# START OF Raw data

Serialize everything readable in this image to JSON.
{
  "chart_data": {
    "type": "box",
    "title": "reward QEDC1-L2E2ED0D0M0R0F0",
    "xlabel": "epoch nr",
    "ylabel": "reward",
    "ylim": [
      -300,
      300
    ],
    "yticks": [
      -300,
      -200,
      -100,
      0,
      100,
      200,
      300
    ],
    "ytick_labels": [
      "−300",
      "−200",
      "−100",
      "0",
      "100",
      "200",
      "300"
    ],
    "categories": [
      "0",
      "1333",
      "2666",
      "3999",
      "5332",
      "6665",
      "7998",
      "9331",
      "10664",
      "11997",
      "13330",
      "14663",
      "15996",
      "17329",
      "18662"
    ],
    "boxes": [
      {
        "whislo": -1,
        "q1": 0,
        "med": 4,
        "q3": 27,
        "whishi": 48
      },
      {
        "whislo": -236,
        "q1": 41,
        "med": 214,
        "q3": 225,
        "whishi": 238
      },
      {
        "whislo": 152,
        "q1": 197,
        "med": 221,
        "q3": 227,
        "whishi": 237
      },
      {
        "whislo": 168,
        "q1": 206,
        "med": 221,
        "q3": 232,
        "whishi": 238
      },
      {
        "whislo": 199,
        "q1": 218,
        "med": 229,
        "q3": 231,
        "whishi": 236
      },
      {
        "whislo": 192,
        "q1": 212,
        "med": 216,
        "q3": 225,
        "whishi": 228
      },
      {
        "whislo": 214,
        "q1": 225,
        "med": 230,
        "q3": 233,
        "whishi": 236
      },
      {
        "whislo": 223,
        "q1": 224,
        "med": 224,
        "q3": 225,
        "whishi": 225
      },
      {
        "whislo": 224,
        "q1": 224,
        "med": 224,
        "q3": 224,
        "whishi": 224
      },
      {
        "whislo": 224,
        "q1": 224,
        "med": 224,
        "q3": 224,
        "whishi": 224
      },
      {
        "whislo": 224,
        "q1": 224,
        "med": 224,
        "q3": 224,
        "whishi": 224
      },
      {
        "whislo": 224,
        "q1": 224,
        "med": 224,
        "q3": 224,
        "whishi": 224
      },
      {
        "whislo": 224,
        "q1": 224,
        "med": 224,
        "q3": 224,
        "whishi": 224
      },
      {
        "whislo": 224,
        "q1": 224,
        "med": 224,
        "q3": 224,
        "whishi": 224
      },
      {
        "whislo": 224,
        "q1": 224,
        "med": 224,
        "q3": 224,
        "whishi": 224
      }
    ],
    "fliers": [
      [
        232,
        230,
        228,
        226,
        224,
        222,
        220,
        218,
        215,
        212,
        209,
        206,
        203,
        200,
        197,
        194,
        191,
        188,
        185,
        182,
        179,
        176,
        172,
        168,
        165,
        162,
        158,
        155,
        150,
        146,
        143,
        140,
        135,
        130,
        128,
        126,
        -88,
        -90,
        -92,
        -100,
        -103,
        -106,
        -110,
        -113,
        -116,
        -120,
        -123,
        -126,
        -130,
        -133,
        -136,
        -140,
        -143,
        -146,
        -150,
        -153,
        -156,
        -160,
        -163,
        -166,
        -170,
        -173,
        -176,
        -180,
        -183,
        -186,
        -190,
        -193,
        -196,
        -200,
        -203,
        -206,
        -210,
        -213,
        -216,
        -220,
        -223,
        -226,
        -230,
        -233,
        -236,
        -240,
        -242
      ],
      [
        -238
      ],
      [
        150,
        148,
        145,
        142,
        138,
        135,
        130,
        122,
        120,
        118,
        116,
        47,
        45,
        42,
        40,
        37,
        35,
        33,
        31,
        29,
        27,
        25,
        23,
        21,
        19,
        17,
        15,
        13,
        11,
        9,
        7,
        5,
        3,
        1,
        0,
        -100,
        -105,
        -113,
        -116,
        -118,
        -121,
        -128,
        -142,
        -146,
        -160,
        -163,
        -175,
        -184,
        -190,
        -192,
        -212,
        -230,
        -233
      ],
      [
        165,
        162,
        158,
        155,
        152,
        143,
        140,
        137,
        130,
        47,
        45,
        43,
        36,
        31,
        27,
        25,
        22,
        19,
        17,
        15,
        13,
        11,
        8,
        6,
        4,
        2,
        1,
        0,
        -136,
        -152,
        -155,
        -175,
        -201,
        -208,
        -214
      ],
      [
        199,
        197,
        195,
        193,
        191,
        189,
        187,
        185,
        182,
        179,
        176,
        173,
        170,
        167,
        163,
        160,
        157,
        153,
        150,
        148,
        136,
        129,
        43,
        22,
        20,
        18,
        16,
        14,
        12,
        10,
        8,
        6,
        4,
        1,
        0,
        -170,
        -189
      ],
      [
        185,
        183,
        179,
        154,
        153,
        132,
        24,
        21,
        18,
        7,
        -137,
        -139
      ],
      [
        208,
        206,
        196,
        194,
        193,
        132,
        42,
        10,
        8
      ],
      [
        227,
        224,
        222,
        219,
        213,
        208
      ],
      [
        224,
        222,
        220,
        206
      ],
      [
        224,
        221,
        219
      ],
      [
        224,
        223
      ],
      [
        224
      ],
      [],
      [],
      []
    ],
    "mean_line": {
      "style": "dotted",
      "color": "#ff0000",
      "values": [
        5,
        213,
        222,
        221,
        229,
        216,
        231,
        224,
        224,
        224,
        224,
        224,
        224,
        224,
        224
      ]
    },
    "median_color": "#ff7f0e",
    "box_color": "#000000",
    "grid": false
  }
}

# END OF Raw data

The task :: Filter the data, keeping only the lines that contain "reward".

Full solution ::
    "title": "reward QEDC1-L2E2ED0D0M0R0F0",
    "ylabel": "reward",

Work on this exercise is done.